--- begin Raw records ---
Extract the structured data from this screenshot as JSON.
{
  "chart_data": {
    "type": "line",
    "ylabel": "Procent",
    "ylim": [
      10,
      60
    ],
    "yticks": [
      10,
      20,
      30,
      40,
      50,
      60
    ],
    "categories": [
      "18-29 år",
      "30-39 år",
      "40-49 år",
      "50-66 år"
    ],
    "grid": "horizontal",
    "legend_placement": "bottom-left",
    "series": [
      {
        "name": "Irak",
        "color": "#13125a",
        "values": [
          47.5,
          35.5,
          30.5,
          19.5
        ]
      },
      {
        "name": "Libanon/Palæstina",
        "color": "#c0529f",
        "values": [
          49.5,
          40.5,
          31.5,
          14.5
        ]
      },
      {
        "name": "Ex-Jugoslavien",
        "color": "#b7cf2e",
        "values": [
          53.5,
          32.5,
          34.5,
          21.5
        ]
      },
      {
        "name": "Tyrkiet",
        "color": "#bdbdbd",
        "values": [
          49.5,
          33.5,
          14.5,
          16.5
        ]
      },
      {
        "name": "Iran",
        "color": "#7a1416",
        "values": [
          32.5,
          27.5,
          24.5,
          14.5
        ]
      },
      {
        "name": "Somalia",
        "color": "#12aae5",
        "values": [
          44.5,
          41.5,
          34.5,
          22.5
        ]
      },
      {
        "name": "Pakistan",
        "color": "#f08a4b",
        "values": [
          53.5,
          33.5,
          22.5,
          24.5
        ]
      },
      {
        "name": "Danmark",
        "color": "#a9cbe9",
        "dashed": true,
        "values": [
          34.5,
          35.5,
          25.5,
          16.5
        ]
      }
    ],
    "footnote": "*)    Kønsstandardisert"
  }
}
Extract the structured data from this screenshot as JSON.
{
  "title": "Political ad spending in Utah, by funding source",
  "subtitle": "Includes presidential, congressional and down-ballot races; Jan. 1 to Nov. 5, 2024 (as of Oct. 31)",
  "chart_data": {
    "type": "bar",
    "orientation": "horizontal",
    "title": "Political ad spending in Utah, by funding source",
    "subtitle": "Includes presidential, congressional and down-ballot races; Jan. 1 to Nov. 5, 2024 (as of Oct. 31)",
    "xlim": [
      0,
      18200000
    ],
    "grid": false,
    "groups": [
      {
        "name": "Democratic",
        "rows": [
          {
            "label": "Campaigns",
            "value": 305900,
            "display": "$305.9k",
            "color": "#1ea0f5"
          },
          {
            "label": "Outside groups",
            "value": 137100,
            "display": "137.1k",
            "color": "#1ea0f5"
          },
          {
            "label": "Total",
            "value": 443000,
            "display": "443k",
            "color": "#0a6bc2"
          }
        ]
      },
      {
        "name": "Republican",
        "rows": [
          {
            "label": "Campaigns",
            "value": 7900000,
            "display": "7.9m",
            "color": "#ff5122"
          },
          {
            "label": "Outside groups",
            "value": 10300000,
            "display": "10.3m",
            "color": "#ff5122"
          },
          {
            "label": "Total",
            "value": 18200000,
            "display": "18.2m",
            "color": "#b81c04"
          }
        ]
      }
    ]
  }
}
--- end Raw records ---
Goal
Check each line above for "horizontal" and return the ones that have it.

Final result
    "grid": "horizontal",
    "orientation": "horizontal",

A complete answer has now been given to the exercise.